Collected data entries
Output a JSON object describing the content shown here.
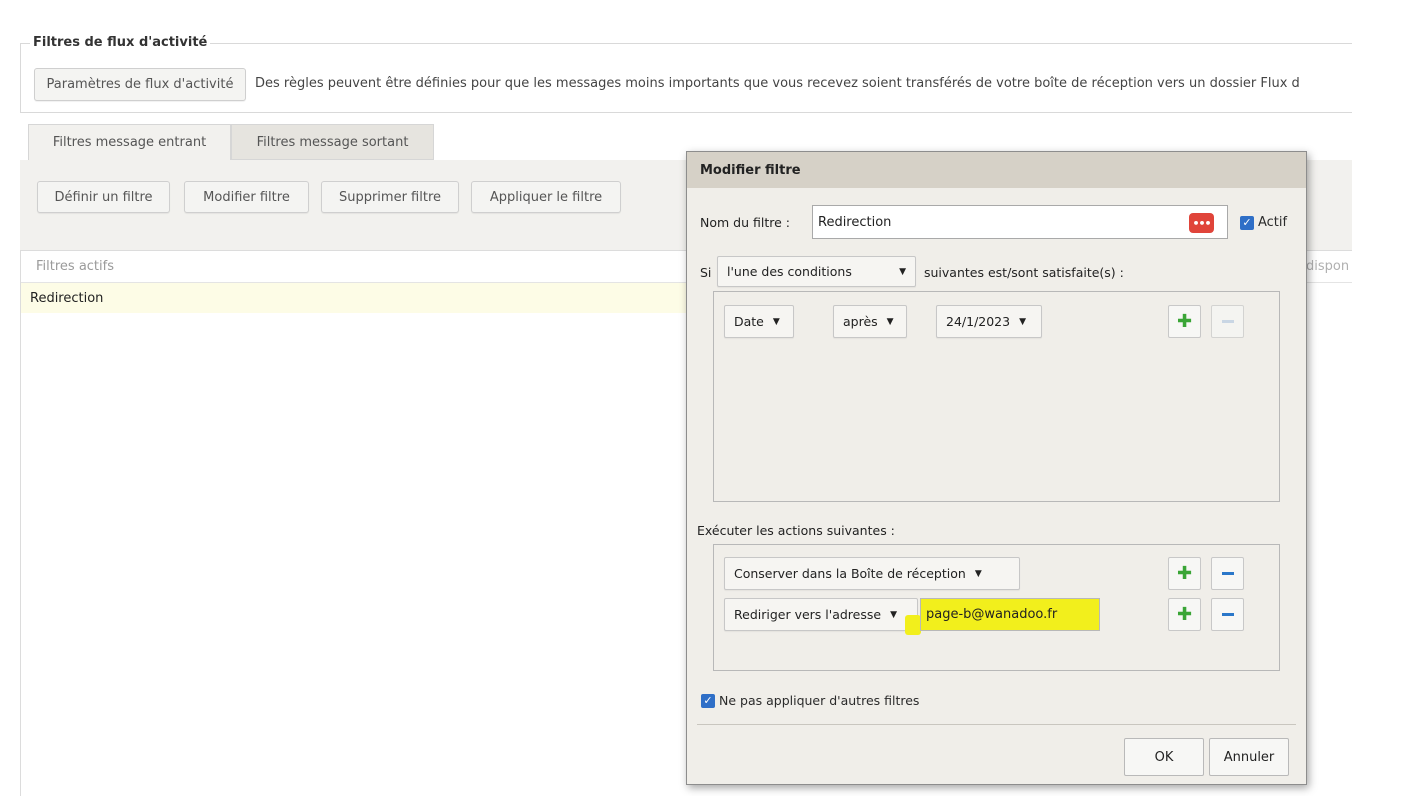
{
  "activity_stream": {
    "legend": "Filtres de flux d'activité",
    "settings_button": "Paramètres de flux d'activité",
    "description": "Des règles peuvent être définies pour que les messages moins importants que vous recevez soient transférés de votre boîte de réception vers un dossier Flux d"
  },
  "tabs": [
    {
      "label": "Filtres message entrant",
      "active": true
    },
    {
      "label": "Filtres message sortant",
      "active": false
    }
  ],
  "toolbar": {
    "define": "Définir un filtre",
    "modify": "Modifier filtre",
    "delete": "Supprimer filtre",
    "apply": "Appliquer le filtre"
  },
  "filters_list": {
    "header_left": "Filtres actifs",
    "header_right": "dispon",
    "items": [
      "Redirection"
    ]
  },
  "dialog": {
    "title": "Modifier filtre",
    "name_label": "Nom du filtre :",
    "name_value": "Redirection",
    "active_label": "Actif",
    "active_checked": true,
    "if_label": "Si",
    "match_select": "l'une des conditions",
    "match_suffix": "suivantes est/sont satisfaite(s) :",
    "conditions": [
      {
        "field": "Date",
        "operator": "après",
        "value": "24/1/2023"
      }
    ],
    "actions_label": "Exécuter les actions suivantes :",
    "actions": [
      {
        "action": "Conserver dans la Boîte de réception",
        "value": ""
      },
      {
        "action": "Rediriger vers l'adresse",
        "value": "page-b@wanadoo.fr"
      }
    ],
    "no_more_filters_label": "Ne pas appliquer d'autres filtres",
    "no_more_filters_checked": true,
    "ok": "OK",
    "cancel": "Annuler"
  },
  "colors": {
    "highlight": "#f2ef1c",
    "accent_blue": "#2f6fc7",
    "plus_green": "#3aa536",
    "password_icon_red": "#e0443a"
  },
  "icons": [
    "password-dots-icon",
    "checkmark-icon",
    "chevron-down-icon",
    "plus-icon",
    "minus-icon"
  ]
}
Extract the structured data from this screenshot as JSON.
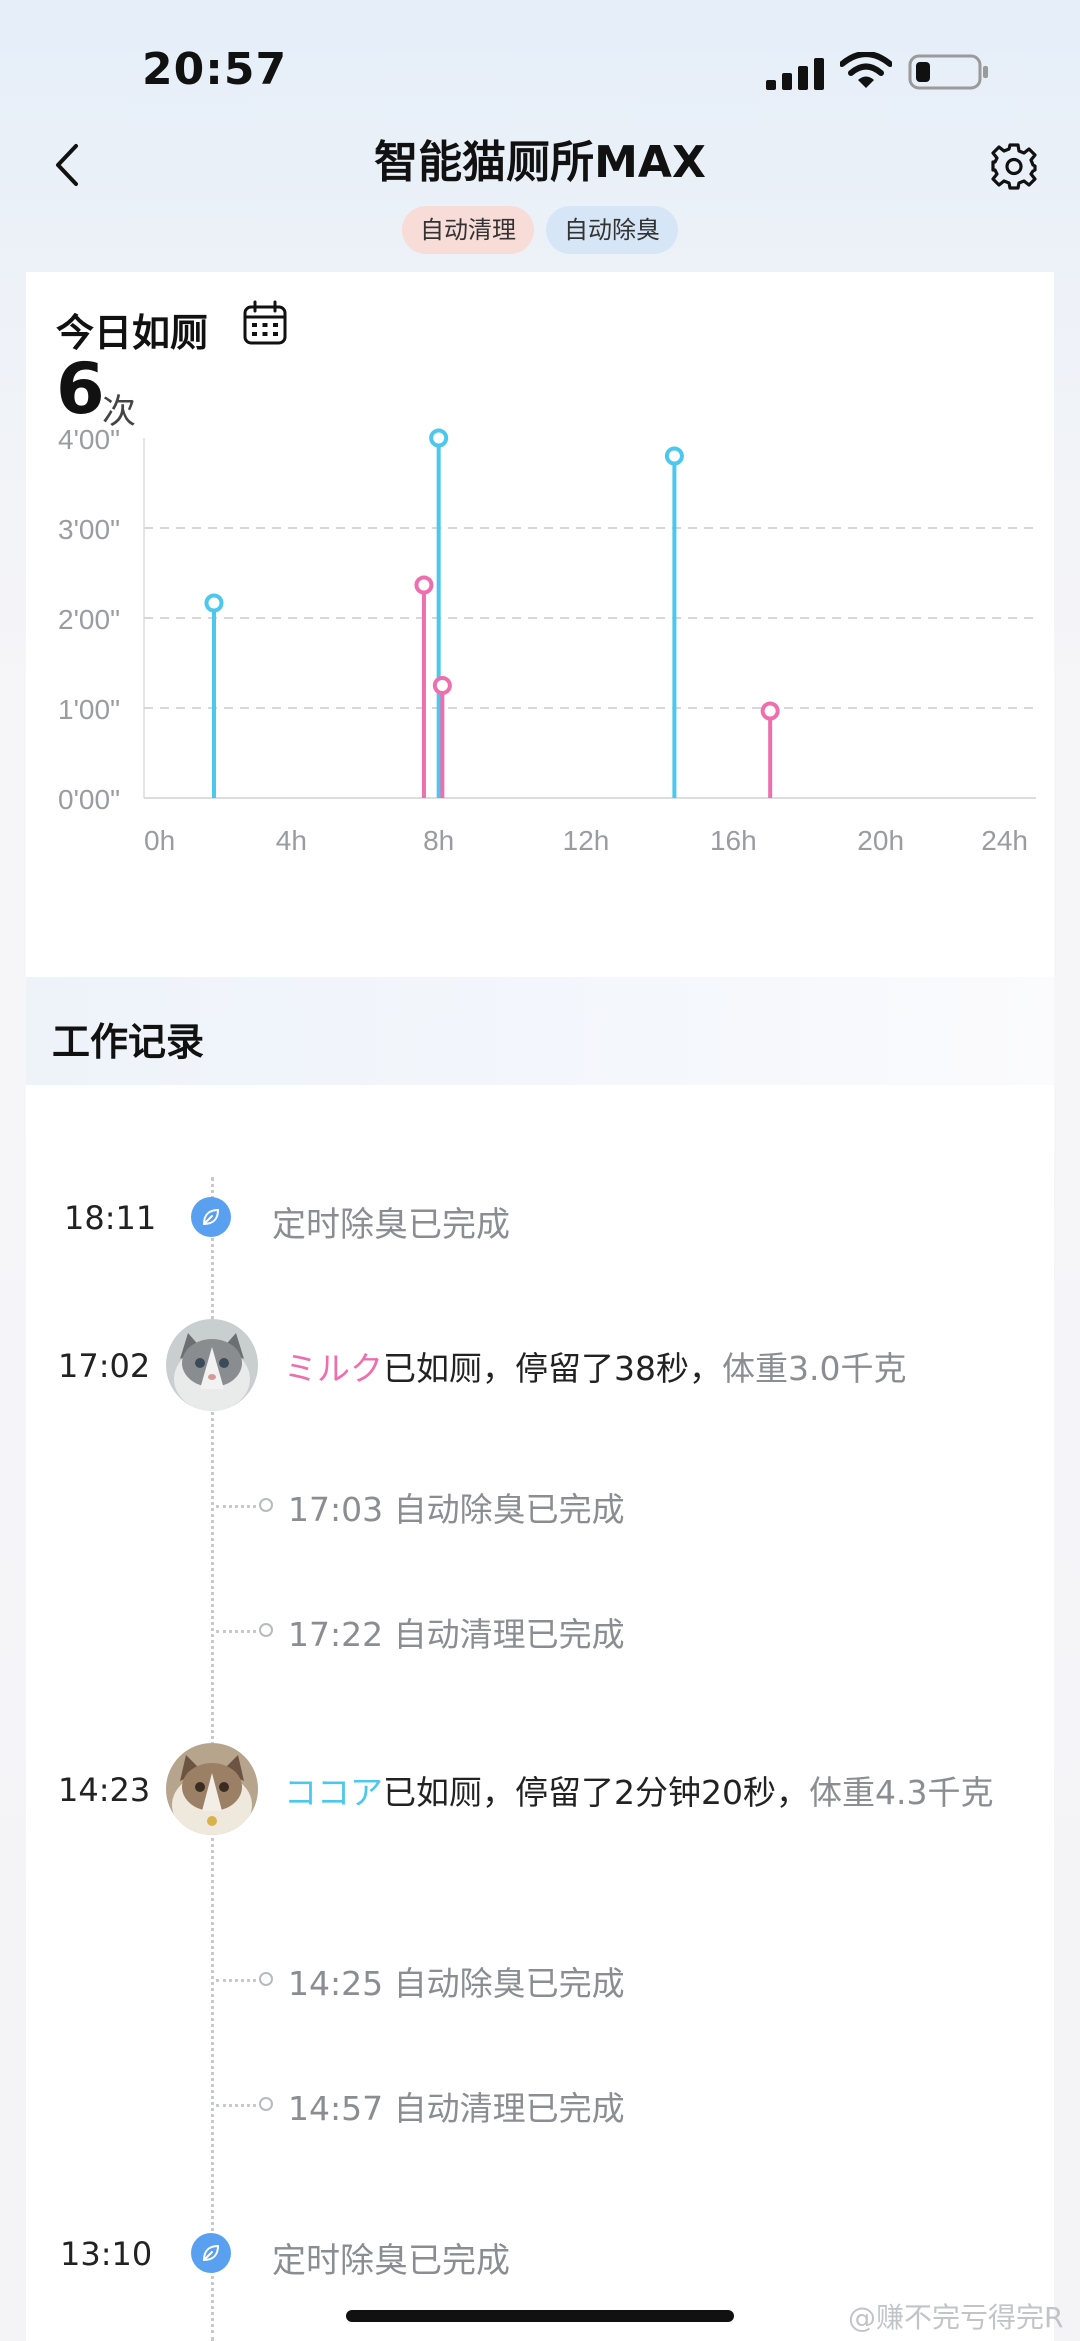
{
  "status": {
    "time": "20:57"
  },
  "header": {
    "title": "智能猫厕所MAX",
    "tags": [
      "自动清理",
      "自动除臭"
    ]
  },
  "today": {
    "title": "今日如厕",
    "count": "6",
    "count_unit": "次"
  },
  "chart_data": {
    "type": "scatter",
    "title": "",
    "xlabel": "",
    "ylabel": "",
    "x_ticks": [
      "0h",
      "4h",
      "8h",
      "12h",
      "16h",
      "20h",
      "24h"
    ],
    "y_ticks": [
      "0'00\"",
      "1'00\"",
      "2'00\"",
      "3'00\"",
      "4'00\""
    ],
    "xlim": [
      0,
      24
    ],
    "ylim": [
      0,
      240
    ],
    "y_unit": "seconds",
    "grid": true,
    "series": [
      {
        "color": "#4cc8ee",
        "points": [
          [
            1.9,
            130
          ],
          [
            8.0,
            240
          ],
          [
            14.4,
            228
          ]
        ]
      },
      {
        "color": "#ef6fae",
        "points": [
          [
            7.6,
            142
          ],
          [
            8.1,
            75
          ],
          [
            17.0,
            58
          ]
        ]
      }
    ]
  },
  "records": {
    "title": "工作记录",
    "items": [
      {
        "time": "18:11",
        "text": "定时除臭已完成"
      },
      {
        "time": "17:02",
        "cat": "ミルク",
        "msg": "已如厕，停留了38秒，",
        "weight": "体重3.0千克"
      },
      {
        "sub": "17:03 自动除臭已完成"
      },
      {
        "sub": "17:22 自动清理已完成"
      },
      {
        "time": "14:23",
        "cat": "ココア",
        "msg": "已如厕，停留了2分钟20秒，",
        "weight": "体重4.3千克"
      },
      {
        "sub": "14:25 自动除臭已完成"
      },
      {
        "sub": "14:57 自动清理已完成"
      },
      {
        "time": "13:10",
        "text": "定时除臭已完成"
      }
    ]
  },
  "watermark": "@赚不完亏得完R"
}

§ **EXERCISE**:
Copy the listing word for word, excluding its pictures.

§ **IN RESPONSE**:
Output a JSON object describing the content shown here.
{
  "activity_stream": {
    "legend": "Filtres de flux d'activité",
    "settings_button": "Paramètres de flux d'activité",
    "description": "Des règles peuvent être définies pour que les messages moins importants que vous recevez soient transférés de votre boîte de réception vers un dossier Flux d"
  },
  "tabs": [
    {
      "label": "Filtres message entrant",
      "active": true
    },
    {
      "label": "Filtres message sortant",
      "active": false
    }
  ],
  "toolbar": {
    "define": "Définir un filtre",
    "modify": "Modifier filtre",
    "delete": "Supprimer filtre",
    "apply": "Appliquer le filtre"
  },
  "filters_list": {
    "header_left": "Filtres actifs",
    "header_right": "dispon",
    "items": [
      "Redirection"
    ]
  },
  "dialog": {
    "title": "Modifier filtre",
    "name_label": "Nom du filtre :",
    "name_value": "Redirection",
    "active_label": "Actif",
    "active_checked": true,
    "if_label": "Si",
    "match_select": "l'une des conditions",
    "match_suffix": "suivantes est/sont satisfaite(s) :",
    "conditions": [
      {
        "field": "Date",
        "operator": "après",
        "value": "24/1/2023"
      }
    ],
    "actions_label": "Exécuter les actions suivantes :",
    "actions": [
      {
        "action": "Conserver dans la Boîte de réception",
        "value": ""
      },
      {
        "action": "Rediriger vers l'adresse",
        "value": "page-b@wanadoo.fr"
      }
    ],
    "no_more_filters_label": "Ne pas appliquer d'autres filtres",
    "no_more_filters_checked": true,
    "ok": "OK",
    "cancel": "Annuler"
  },
  "colors": {
    "highlight": "#f2ef1c",
    "accent_blue": "#2f6fc7",
    "plus_green": "#3aa536",
    "password_icon_red": "#e0443a"
  },
  "icons": [
    "password-dots-icon",
    "checkmark-icon",
    "chevron-down-icon",
    "plus-icon",
    "minus-icon"
  ]
}
Extract the structured data from this screenshot as JSON.
{
  "status": {
    "time": "20:57"
  },
  "header": {
    "title": "智能猫厕所MAX",
    "tags": [
      "自动清理",
      "自动除臭"
    ]
  },
  "today": {
    "title": "今日如厕",
    "count": "6",
    "count_unit": "次"
  },
  "chart_data": {
    "type": "scatter",
    "title": "",
    "xlabel": "",
    "ylabel": "",
    "x_ticks": [
      "0h",
      "4h",
      "8h",
      "12h",
      "16h",
      "20h",
      "24h"
    ],
    "y_ticks": [
      "0'00\"",
      "1'00\"",
      "2'00\"",
      "3'00\"",
      "4'00\""
    ],
    "xlim": [
      0,
      24
    ],
    "ylim": [
      0,
      240
    ],
    "y_unit": "seconds",
    "grid": true,
    "series": [
      {
        "color": "#4cc8ee",
        "points": [
          [
            1.9,
            130
          ],
          [
            8.0,
            240
          ],
          [
            14.4,
            228
          ]
        ]
      },
      {
        "color": "#ef6fae",
        "points": [
          [
            7.6,
            142
          ],
          [
            8.1,
            75
          ],
          [
            17.0,
            58
          ]
        ]
      }
    ]
  },
  "records": {
    "title": "工作记录",
    "items": [
      {
        "time": "18:11",
        "text": "定时除臭已完成"
      },
      {
        "time": "17:02",
        "cat": "ミルク",
        "msg": "已如厕，停留了38秒，",
        "weight": "体重3.0千克"
      },
      {
        "sub": "17:03 自动除臭已完成"
      },
      {
        "sub": "17:22 自动清理已完成"
      },
      {
        "time": "14:23",
        "cat": "ココア",
        "msg": "已如厕，停留了2分钟20秒，",
        "weight": "体重4.3千克"
      },
      {
        "sub": "14:25 自动除臭已完成"
      },
      {
        "sub": "14:57 自动清理已完成"
      },
      {
        "time": "13:10",
        "text": "定时除臭已完成"
      }
    ]
  },
  "watermark": "@赚不完亏得完R"
}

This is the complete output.